### STATED PROBLEM
Using the records provided below, locate and copy each line that contains the word "lavoro".

### SUPPLIED RECORDS
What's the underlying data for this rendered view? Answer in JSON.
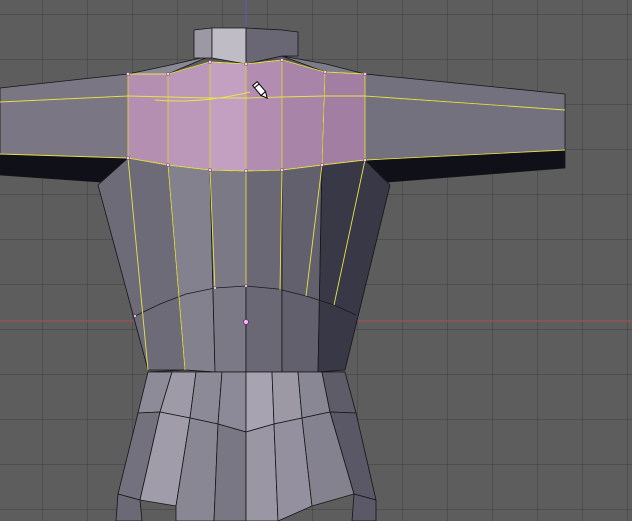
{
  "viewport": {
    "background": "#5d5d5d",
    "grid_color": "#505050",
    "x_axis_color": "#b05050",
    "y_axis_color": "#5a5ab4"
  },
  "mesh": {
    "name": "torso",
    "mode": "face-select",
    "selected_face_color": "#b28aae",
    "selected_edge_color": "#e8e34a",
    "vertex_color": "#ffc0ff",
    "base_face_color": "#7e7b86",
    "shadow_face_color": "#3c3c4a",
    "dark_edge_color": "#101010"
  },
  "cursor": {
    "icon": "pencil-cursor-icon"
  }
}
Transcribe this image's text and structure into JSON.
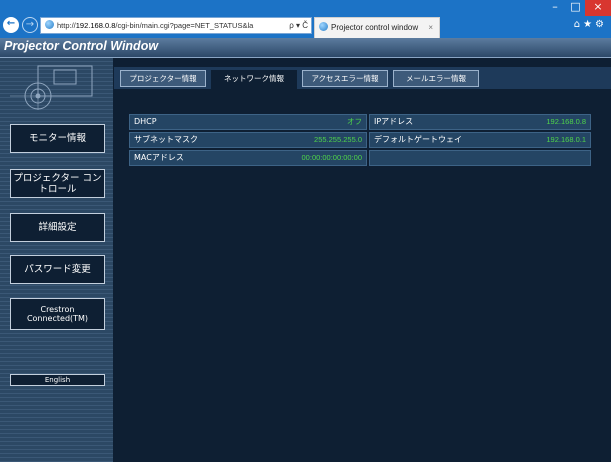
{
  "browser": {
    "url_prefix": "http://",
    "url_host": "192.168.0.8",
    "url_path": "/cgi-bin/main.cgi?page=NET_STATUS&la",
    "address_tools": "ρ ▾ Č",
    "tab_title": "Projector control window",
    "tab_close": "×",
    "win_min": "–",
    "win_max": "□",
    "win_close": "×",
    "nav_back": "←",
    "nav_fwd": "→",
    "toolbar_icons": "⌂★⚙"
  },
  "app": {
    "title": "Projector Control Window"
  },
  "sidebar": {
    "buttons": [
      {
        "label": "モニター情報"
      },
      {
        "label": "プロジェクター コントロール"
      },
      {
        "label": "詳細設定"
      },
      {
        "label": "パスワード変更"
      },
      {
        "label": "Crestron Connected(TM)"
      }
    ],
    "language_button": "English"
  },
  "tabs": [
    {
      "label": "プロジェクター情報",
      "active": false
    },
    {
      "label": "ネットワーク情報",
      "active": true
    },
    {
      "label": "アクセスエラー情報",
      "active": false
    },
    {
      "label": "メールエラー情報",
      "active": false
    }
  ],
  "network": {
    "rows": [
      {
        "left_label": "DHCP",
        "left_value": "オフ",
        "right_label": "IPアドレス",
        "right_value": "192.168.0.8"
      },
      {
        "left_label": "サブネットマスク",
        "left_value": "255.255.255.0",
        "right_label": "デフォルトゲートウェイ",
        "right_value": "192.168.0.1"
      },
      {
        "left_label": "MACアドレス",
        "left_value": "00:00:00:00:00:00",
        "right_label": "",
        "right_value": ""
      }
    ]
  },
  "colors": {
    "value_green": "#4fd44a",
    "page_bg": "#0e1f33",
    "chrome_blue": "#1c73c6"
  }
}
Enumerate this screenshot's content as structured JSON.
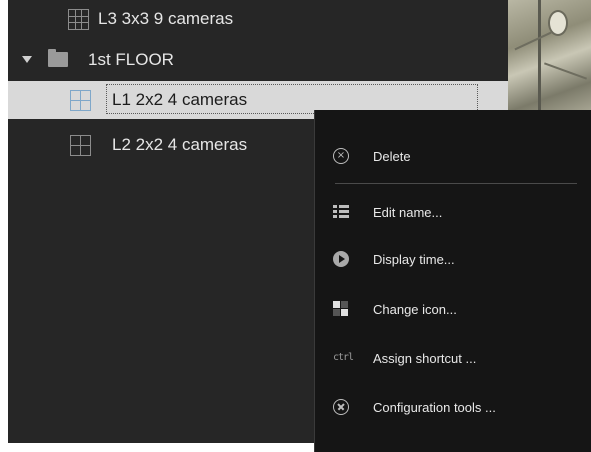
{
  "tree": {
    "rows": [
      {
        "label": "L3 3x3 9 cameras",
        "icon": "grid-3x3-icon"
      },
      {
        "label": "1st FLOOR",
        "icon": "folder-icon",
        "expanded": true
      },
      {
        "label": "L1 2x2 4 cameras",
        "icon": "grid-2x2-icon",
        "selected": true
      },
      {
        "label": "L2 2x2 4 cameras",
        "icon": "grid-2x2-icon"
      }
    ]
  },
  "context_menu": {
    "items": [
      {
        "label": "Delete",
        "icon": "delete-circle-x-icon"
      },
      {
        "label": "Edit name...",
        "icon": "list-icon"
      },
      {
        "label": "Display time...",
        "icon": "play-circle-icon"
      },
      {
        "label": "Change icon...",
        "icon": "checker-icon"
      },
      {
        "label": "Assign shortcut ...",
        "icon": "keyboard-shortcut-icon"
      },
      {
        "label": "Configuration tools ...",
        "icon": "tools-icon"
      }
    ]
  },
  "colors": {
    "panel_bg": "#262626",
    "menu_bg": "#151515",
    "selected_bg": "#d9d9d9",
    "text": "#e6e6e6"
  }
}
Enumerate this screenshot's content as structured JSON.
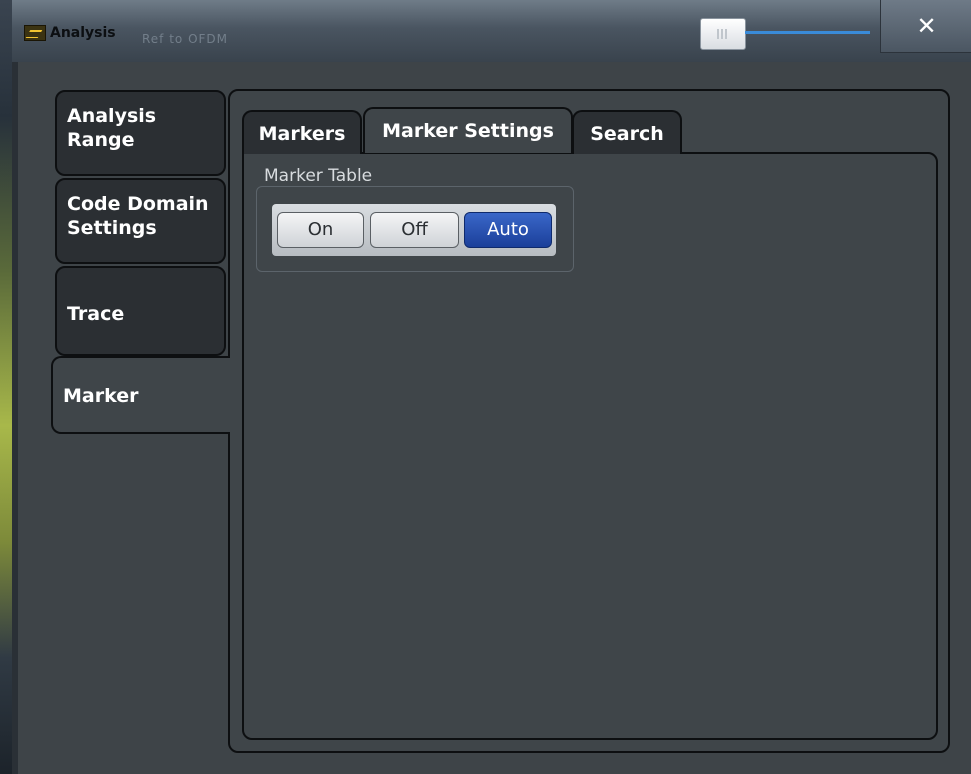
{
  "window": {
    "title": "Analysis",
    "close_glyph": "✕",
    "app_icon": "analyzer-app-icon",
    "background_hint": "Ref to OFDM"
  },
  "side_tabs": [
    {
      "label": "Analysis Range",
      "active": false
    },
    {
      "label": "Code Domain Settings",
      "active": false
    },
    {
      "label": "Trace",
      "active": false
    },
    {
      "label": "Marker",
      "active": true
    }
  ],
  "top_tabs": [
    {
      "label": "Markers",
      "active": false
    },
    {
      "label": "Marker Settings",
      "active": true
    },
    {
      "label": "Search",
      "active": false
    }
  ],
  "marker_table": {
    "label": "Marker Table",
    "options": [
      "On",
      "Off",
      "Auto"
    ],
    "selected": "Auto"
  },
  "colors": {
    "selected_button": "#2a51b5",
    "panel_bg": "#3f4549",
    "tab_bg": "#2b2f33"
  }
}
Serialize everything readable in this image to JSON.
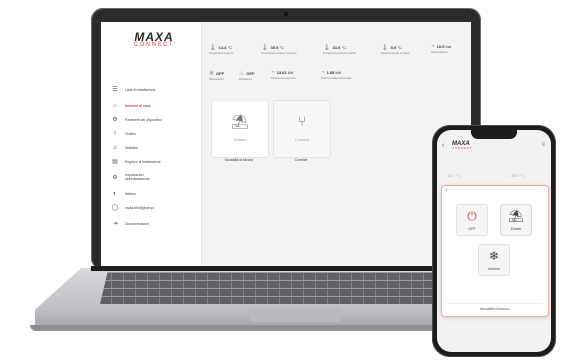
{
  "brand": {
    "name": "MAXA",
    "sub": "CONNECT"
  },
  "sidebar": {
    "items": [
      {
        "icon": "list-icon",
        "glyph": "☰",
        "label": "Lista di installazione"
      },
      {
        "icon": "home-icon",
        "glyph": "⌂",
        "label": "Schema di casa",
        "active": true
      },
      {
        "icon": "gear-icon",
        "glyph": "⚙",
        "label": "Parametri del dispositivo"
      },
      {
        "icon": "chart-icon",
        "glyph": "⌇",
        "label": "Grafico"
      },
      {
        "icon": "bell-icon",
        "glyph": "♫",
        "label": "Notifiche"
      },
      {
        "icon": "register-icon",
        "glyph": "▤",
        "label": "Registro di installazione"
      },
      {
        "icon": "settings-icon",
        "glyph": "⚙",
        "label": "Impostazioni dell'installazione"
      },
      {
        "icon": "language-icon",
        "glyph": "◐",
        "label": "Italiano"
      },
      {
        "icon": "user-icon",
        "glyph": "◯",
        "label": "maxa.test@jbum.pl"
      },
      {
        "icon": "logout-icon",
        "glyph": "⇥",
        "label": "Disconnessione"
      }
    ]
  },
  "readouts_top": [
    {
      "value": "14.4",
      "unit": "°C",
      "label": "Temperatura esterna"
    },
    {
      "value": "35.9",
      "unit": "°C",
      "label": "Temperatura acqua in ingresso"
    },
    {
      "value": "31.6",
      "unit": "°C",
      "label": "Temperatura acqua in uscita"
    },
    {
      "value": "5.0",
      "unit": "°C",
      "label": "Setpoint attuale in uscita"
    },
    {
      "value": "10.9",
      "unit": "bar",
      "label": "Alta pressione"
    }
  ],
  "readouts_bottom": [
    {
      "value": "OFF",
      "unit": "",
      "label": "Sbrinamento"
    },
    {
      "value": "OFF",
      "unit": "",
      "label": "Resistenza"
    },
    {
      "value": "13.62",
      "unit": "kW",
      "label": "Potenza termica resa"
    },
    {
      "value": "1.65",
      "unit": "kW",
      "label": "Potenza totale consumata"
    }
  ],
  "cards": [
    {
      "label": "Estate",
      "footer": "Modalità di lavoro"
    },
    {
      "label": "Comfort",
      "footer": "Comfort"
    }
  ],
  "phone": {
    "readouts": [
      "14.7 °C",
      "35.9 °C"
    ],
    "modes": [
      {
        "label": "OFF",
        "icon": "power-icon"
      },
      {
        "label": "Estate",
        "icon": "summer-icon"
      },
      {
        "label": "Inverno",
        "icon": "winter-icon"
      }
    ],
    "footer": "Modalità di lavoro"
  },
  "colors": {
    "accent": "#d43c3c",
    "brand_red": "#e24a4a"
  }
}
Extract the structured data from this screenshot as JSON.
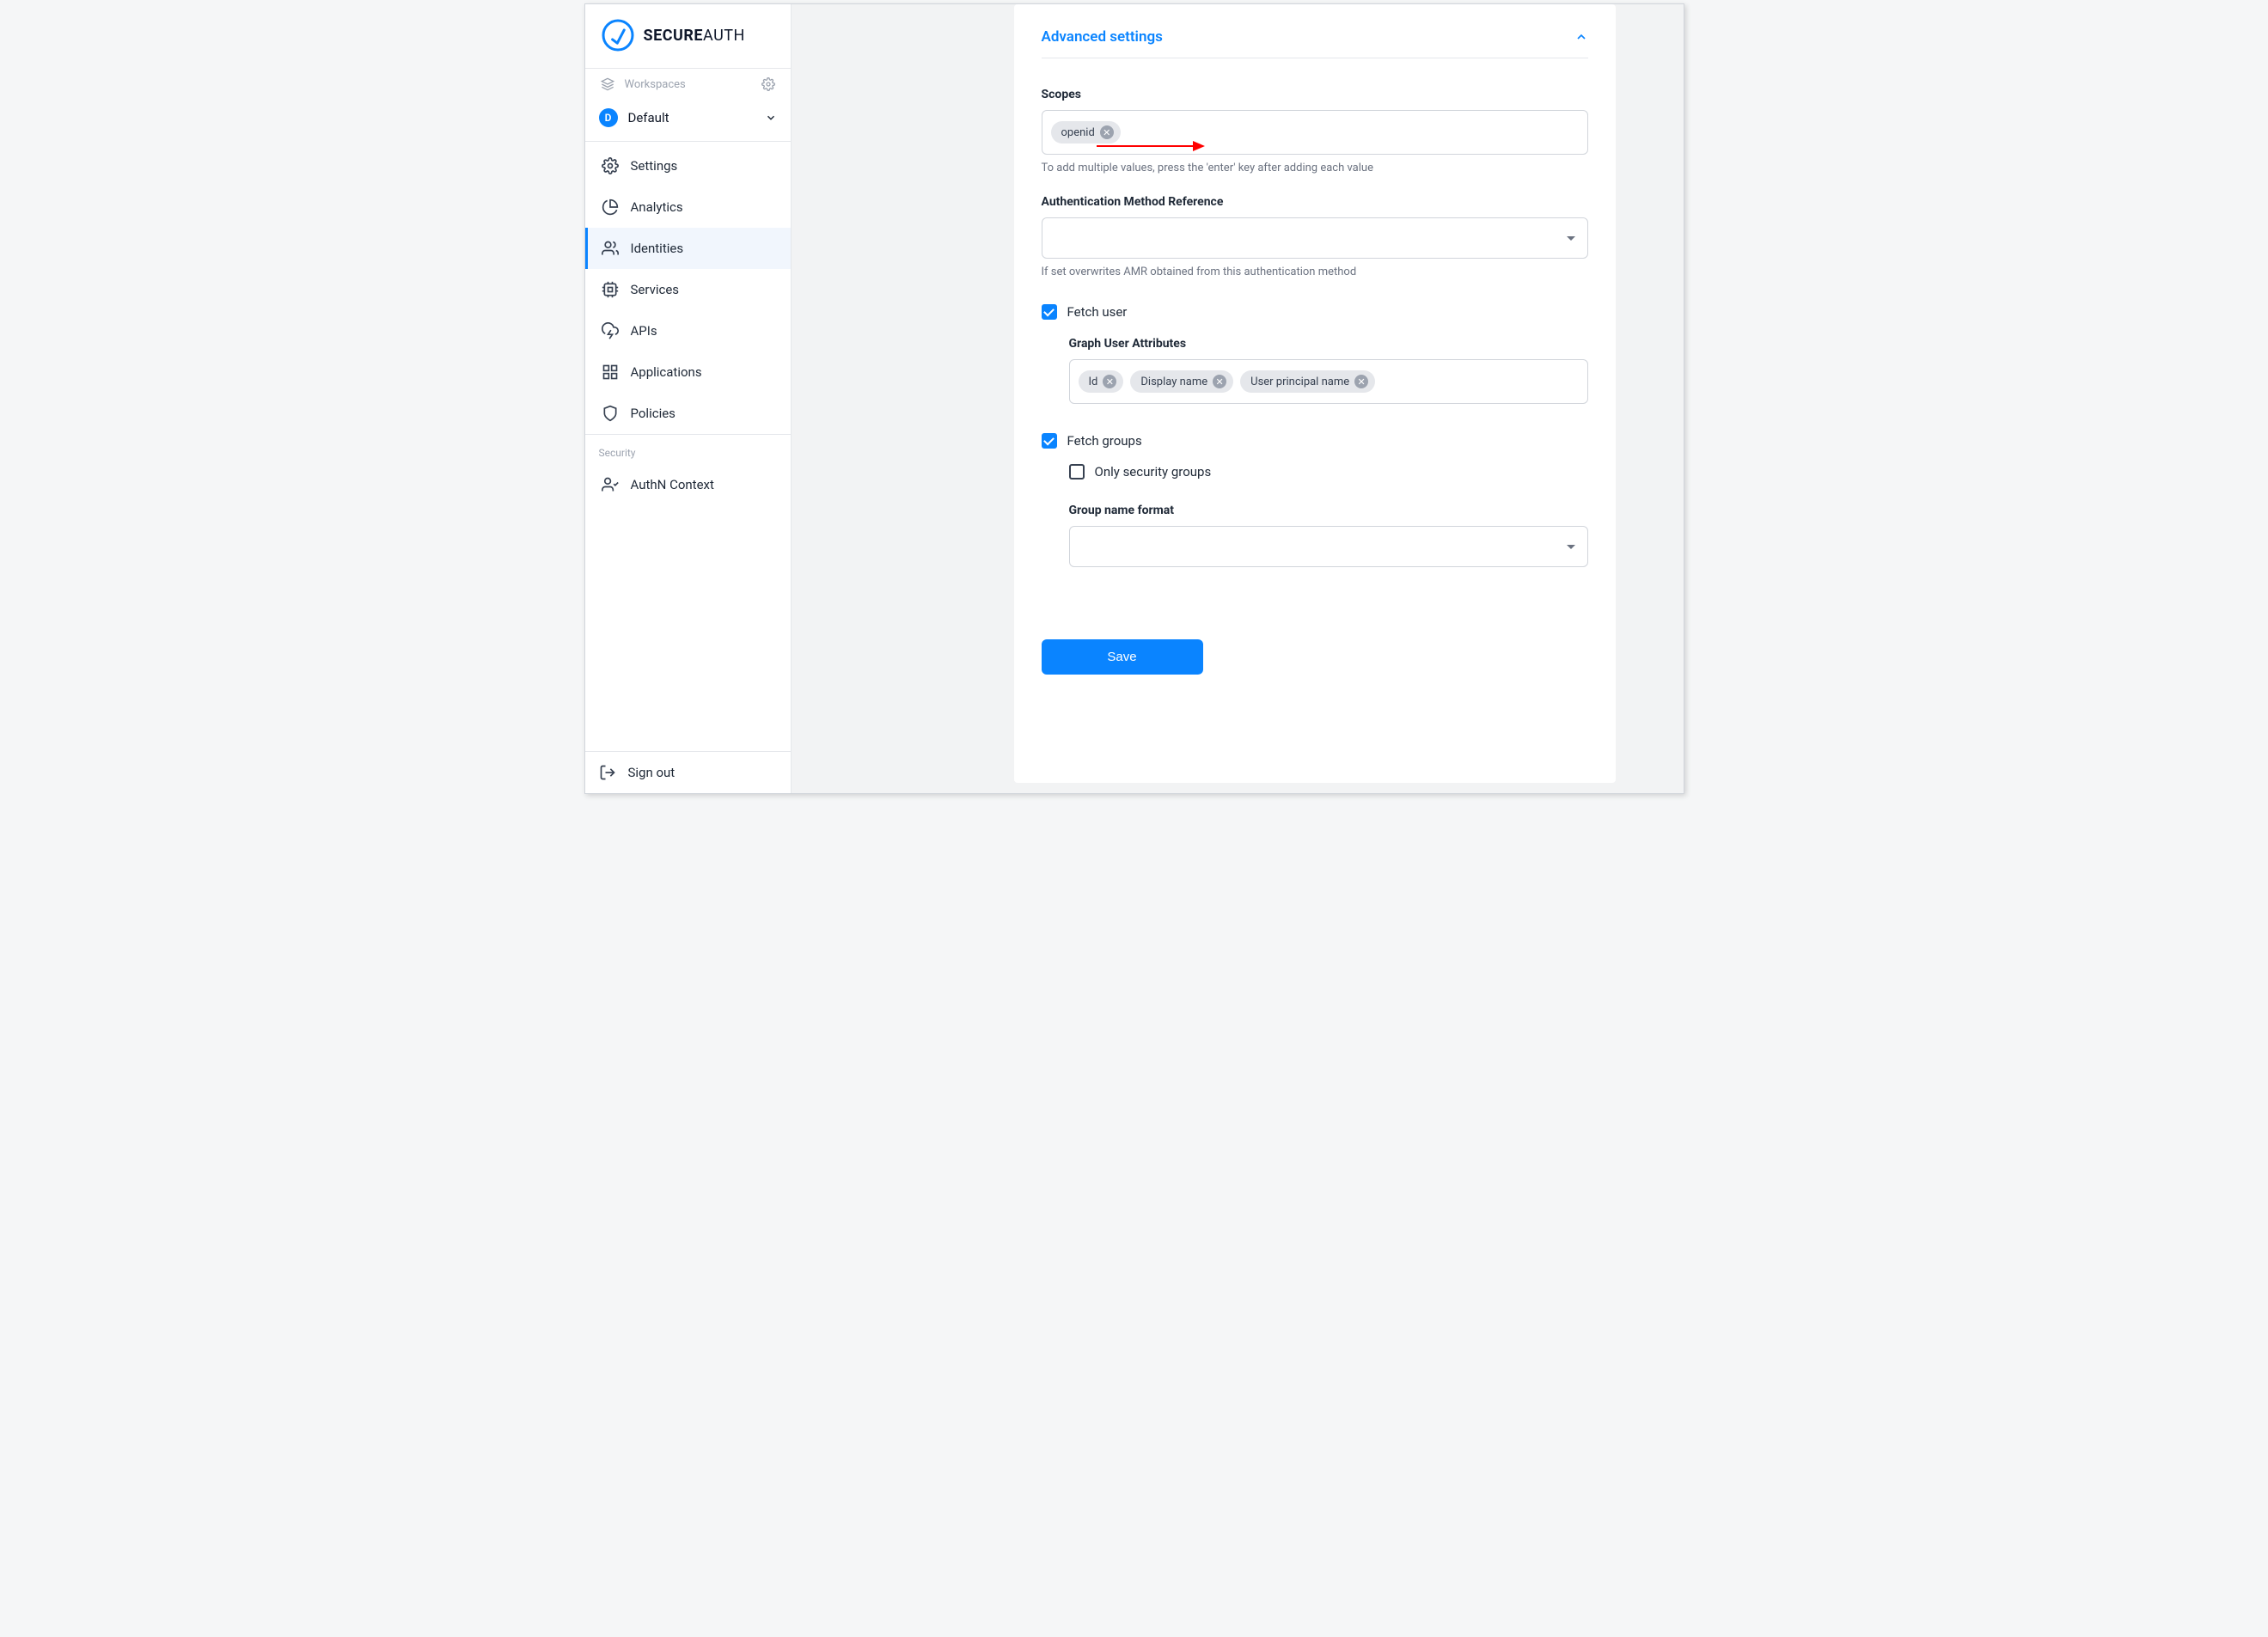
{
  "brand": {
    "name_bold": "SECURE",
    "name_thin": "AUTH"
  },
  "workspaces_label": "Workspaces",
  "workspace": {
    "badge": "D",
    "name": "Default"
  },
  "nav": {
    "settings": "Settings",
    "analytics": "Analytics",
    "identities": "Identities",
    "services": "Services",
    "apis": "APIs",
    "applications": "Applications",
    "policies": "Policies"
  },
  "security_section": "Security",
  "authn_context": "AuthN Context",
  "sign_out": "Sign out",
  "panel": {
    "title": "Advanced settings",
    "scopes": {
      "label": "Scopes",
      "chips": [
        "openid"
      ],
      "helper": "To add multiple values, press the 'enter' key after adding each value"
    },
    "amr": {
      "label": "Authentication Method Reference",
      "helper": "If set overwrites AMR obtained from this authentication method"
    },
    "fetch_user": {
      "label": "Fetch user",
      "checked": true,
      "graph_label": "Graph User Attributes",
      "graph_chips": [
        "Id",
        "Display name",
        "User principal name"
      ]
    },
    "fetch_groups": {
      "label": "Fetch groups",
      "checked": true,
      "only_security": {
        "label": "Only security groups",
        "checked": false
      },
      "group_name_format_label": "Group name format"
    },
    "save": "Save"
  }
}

### SOLUTION TO THE EXERCISE
      "footer": "Modalità di lavoro"
    "footer": "Modalità di lavoro"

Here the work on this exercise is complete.